:: The problem ::
Filter the listing and keep only the lines with the word "drop".

:: Data rows ::

....

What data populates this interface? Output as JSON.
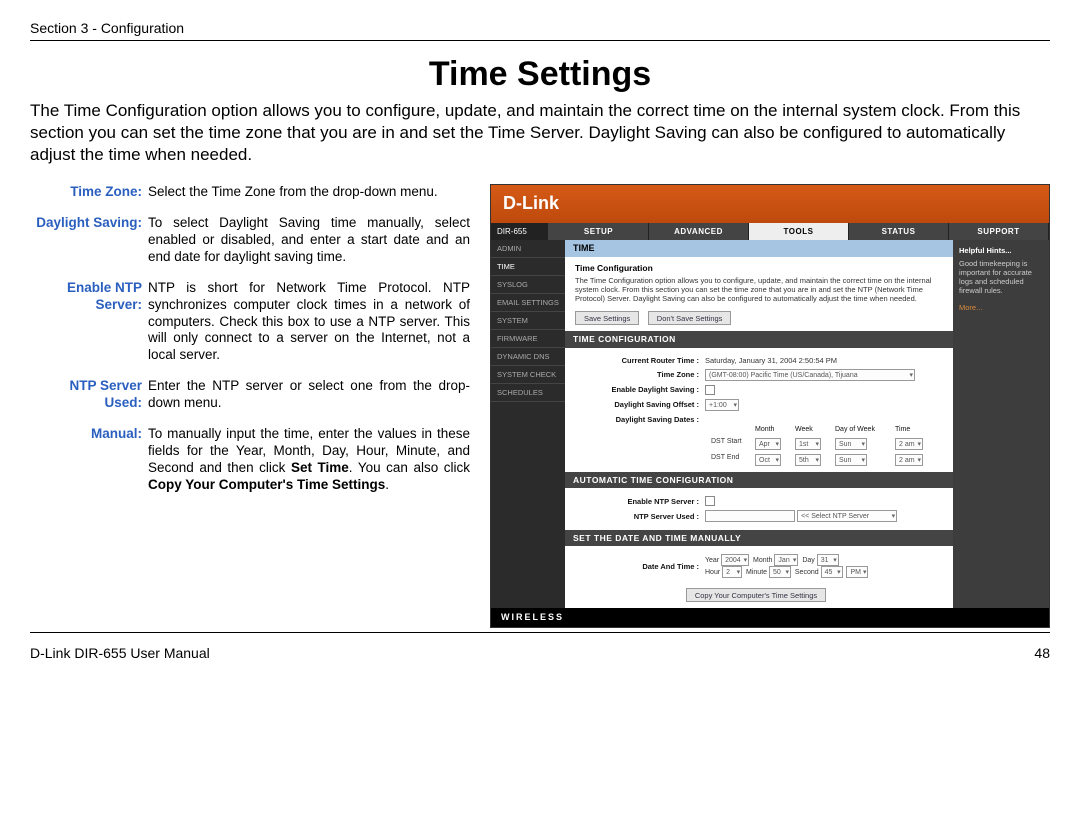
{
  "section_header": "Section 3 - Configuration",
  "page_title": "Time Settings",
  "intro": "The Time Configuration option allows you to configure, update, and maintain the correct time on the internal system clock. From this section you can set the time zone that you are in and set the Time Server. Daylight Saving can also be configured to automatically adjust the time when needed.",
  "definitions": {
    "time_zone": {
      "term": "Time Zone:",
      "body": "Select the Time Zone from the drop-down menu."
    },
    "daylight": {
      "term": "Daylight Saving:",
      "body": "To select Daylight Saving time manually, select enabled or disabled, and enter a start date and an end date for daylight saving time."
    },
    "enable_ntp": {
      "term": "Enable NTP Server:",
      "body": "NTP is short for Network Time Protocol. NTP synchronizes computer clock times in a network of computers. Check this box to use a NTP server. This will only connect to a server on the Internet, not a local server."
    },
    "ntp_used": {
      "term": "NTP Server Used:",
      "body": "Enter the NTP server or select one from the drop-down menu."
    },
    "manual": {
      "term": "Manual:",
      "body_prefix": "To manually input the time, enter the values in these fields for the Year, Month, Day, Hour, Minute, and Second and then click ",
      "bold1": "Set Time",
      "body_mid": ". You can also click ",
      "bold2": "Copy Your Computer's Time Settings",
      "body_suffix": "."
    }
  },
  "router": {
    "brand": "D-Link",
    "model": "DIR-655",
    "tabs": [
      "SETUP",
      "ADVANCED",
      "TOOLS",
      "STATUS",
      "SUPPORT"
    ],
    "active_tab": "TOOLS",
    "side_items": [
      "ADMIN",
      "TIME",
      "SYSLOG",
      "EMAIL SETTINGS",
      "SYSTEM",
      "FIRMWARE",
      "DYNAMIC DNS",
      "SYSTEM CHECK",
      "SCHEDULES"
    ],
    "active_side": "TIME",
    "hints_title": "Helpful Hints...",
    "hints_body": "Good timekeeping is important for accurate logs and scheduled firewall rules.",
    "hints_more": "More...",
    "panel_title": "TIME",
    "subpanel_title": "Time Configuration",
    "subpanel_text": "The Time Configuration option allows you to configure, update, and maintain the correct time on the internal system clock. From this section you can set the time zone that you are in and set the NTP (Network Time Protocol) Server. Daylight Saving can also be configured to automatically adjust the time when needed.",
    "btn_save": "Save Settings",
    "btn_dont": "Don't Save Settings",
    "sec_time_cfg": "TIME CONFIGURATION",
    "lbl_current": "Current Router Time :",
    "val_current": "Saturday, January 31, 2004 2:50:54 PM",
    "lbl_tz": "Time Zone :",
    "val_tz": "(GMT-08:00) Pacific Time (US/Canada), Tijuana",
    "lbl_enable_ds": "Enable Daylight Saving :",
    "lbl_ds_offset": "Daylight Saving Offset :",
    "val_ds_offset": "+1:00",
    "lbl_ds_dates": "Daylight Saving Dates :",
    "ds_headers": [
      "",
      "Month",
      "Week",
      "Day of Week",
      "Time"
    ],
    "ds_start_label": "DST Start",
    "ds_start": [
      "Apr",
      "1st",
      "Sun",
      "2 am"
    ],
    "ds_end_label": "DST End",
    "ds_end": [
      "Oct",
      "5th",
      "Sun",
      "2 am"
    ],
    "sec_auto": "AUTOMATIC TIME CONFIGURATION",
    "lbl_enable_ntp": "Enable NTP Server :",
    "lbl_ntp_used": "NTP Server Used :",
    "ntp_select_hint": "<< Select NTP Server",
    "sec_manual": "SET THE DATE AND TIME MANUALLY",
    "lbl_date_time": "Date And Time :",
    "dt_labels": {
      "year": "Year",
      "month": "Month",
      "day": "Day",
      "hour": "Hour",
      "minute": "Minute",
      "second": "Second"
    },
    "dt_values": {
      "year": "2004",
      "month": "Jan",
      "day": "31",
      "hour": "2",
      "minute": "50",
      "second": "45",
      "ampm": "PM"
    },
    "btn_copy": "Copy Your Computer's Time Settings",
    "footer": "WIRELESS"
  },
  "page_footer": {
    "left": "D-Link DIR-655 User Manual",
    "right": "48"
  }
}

....

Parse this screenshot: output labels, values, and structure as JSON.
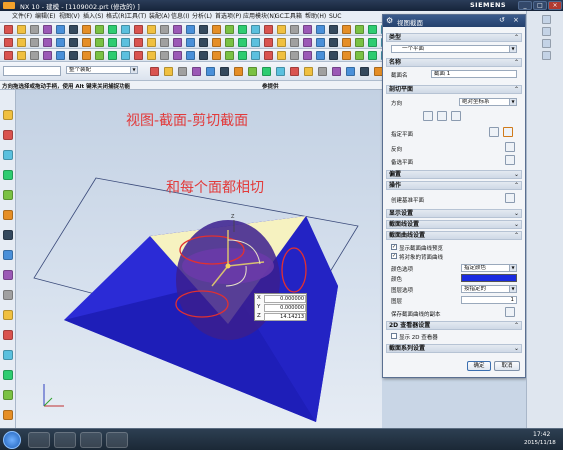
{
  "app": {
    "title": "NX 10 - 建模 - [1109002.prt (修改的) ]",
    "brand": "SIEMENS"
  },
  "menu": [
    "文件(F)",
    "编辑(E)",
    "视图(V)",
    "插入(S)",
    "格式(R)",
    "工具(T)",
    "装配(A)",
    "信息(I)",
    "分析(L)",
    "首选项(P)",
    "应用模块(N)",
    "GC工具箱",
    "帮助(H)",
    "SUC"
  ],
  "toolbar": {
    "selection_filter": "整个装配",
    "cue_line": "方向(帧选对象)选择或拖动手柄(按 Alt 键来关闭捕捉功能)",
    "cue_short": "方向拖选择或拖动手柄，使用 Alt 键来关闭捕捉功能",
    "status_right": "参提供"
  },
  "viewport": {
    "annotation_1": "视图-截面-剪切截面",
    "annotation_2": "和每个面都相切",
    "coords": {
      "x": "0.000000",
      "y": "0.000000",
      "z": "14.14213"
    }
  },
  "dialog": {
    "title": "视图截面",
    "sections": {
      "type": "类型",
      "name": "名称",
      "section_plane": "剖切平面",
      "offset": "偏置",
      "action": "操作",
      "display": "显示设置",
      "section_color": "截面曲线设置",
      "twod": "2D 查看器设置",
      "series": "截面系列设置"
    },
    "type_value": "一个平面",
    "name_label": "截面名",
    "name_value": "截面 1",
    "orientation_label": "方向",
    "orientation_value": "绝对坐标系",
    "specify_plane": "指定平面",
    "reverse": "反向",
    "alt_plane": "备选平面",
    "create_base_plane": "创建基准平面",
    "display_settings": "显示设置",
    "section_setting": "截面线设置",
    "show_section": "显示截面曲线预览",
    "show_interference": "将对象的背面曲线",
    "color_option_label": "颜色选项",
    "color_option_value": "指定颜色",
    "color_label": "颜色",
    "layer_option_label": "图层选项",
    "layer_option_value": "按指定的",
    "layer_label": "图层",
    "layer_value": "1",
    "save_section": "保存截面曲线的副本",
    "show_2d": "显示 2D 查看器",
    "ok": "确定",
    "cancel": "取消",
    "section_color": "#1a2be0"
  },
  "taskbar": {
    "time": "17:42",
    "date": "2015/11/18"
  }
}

....

:: Answer to this exercise ::
      "body": "Select the Time Zone from the drop-down menu."
      "body": "Enter the NTP server or select one from the drop-down menu."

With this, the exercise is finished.